TEXT PROVIDED →

......

I am not sure how to deal with this situation and could use some advice. 

FI is in an industry where they work in shifts and some will have to work late.  As he calls it, he has tiers of work friends- people he socializes with outside of work, people at work who he doesn't but more so because they are on different rotations and they are buddies at work, and people he doesn't really like...lol.

We are having an "after party", not sure what else to call it. Venue is a waterfront restaurant/bar, our reception is under a tent with its own bar and they have another outside bar and entertainment area.  The venue will have a band that comes on at 10, we'll end around 9:30 and venue said we can stay, they just have to shut down our bar (open bar during our reception) and we would have to use the other bar which will be cash, no exceptions.  We are thinking of doing more food, kind of like another cocktail hour.  No idea how I will get them a head count for this , I might be able to make a guess.  That is one problem.

......

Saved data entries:
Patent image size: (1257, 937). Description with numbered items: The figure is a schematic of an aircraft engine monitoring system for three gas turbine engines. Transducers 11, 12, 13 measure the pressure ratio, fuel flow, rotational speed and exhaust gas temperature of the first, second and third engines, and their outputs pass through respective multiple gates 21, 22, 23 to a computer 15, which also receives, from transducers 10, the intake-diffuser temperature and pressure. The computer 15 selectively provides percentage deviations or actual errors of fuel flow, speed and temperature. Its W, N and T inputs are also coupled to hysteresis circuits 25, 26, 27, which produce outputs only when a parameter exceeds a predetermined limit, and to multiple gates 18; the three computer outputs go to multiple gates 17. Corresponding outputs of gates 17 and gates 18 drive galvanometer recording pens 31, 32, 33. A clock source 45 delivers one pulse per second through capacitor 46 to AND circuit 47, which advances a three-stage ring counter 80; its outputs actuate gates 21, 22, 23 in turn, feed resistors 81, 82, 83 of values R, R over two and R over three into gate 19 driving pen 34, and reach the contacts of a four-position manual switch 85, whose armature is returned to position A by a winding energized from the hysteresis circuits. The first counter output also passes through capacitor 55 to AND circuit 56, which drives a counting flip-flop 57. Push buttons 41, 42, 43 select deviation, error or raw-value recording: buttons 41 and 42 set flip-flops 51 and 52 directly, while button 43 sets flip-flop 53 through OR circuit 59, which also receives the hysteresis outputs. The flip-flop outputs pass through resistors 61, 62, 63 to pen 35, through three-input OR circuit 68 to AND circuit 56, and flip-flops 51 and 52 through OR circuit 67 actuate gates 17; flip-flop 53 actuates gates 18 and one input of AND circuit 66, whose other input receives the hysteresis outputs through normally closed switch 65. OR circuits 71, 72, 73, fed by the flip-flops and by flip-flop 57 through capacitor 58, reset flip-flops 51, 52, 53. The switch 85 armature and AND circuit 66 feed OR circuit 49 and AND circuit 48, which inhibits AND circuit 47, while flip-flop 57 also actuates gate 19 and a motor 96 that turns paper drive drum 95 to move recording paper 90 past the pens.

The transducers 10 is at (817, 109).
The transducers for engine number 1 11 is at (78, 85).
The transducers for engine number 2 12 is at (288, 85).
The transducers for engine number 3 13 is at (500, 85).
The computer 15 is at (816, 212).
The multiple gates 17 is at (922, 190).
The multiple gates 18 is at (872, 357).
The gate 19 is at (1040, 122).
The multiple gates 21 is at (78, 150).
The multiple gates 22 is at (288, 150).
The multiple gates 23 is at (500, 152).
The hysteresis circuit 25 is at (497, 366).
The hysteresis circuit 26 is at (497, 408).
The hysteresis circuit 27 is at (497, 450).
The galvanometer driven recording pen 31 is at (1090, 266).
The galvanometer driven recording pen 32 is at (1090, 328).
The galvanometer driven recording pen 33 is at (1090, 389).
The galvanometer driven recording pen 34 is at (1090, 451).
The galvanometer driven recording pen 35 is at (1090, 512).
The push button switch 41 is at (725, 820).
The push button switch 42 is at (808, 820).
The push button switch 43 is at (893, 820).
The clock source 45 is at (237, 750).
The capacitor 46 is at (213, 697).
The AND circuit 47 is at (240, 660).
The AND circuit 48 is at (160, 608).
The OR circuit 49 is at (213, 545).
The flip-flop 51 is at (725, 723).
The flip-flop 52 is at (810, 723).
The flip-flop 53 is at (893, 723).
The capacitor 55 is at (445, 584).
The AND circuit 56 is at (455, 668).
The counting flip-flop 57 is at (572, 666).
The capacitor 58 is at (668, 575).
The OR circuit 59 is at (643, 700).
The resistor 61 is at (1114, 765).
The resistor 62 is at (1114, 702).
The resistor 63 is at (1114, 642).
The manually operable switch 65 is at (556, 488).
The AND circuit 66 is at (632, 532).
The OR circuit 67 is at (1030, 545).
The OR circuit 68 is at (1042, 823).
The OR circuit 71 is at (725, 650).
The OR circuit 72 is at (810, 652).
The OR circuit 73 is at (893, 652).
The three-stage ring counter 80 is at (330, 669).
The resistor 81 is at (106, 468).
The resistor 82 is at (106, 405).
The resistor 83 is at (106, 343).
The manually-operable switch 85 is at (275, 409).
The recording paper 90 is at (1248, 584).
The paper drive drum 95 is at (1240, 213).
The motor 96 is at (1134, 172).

......

Please rewrite the after-party text between "FI is in an" and "doesn't really like...lol.", inclusive, changing "buddies" to "pals".

FI is in an industry where they work in shifts and some will have to work late.  As he calls it, he has tiers of work friends- people he socializes with outside of work, people at work who he doesn't but more so because they are on different rotations and they are pals at work, and people he doesn't really like...lol.